WRITTEN INSTRUCTION:
Each line in the entries below that holds the string "title" is to be listed.

DATA ENTRIES:
--- begin ---
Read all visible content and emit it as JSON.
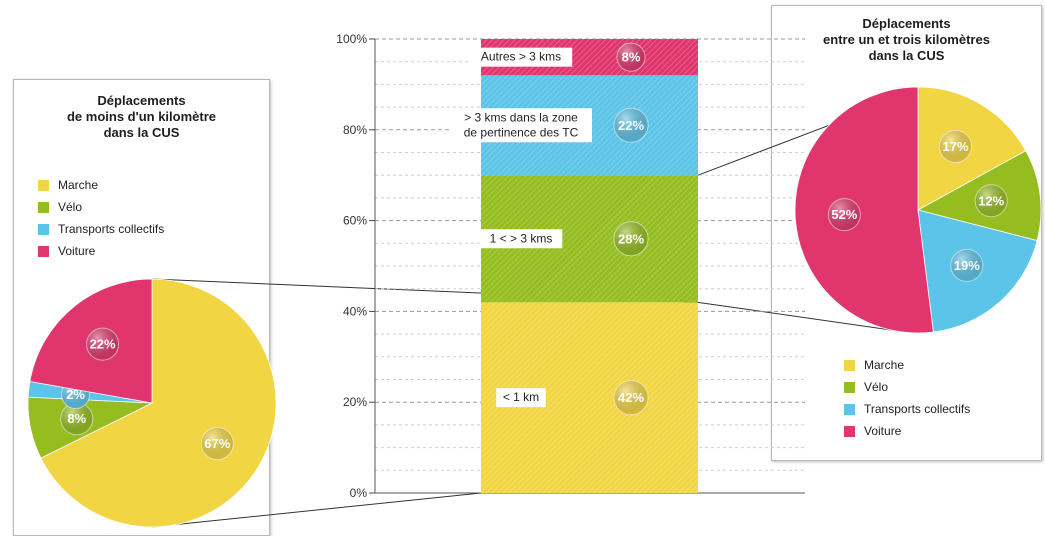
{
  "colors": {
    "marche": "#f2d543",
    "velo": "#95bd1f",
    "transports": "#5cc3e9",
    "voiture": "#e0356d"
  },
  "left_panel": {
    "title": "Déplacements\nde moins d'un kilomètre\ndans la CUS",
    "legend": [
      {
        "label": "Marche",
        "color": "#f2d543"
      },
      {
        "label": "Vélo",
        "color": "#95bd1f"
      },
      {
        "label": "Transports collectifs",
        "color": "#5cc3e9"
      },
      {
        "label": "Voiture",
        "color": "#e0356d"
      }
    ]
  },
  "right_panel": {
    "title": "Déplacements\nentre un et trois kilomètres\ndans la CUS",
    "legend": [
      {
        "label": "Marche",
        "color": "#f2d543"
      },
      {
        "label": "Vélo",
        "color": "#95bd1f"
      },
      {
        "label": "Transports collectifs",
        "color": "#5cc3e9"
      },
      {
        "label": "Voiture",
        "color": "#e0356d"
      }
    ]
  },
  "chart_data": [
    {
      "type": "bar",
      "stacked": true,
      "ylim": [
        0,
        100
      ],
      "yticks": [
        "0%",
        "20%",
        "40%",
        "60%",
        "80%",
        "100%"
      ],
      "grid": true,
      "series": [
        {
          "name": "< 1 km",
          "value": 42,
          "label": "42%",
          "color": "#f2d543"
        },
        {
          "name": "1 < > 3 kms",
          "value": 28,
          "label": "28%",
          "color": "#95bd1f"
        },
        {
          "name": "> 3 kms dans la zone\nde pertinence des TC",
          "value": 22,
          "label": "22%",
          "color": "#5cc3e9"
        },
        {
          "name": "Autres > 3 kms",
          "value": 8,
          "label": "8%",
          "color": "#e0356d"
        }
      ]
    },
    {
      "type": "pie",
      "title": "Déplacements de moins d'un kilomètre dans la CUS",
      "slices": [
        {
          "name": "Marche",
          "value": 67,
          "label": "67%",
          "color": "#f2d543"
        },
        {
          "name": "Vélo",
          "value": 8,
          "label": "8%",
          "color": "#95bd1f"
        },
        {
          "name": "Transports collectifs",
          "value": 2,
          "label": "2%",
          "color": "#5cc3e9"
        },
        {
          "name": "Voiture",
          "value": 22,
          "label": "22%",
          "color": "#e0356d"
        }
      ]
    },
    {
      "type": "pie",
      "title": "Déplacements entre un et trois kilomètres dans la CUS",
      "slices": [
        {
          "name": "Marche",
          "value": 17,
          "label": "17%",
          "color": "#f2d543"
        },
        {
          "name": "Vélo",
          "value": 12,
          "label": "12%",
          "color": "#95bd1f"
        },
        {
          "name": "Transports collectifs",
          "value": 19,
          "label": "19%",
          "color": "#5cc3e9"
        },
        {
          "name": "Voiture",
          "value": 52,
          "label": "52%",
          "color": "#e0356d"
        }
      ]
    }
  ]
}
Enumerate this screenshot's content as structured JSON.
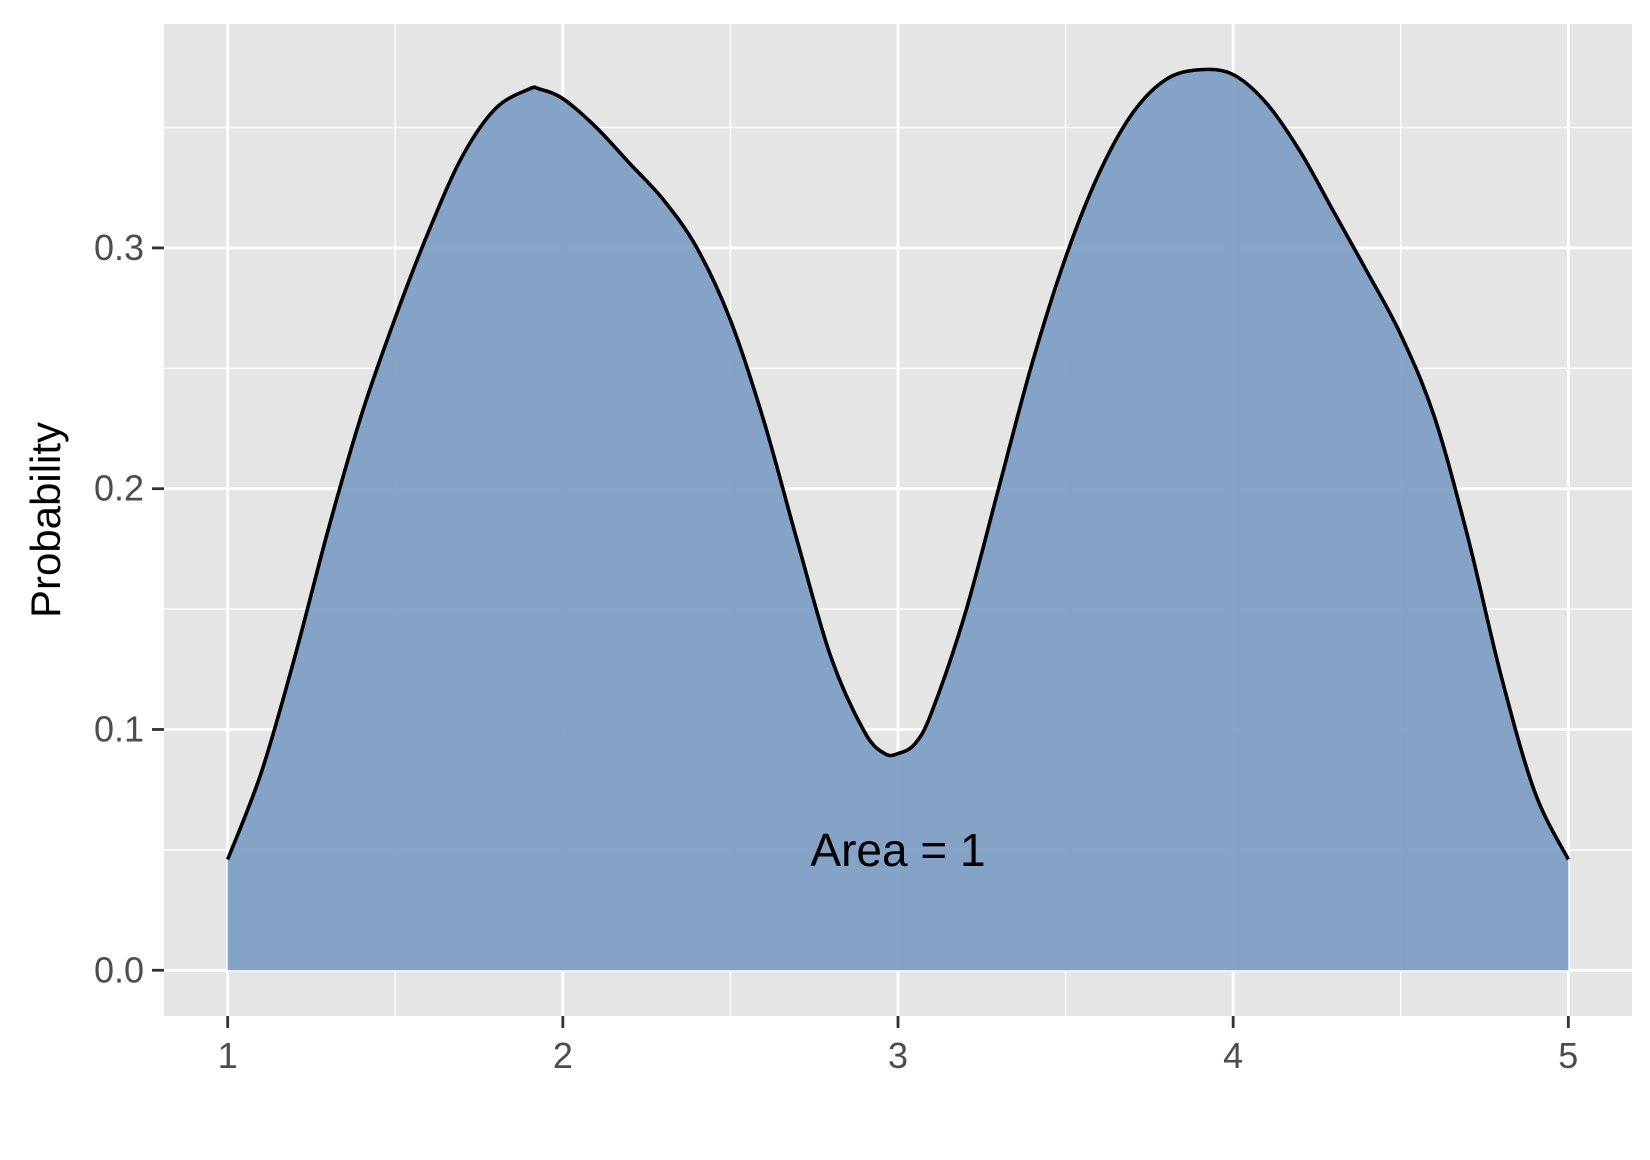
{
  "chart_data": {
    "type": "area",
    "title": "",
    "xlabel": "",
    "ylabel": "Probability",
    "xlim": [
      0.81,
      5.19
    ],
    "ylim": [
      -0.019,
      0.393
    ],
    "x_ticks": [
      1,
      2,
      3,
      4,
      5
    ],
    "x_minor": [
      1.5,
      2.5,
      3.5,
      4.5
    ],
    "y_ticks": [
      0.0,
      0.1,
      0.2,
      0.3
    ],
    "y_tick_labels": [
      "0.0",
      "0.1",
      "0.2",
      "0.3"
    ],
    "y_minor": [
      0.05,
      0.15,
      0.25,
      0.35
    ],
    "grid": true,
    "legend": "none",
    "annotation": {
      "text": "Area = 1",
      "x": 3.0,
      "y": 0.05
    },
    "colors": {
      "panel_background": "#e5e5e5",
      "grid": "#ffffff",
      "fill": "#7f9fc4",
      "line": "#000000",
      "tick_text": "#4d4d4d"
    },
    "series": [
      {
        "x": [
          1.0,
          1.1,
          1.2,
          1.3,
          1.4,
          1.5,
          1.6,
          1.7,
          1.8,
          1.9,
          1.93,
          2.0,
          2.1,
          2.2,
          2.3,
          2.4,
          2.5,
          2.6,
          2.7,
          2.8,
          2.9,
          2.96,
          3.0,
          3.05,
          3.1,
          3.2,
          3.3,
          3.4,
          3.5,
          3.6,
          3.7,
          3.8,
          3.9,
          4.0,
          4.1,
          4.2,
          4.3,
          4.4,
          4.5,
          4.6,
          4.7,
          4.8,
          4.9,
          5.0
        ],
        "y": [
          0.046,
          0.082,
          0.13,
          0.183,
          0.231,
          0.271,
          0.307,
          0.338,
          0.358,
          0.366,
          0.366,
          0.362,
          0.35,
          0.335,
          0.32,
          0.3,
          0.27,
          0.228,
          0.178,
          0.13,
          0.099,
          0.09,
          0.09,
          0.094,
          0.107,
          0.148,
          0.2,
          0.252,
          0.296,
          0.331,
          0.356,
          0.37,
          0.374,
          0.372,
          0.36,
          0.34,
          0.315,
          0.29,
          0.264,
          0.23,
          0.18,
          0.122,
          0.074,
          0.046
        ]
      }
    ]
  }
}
--- end ---
RESULT BELOW:
    "title": "Déplacements\nde moins d'un kilomètre\ndans la CUS",
    "title": "Déplacements\nentre un et trois kilomètres\ndans la CUS",
      "title": "Déplacements de moins d'un kilomètre dans la CUS",
      "title": "Déplacements entre un et trois kilomètres dans la CUS",
    "title": "",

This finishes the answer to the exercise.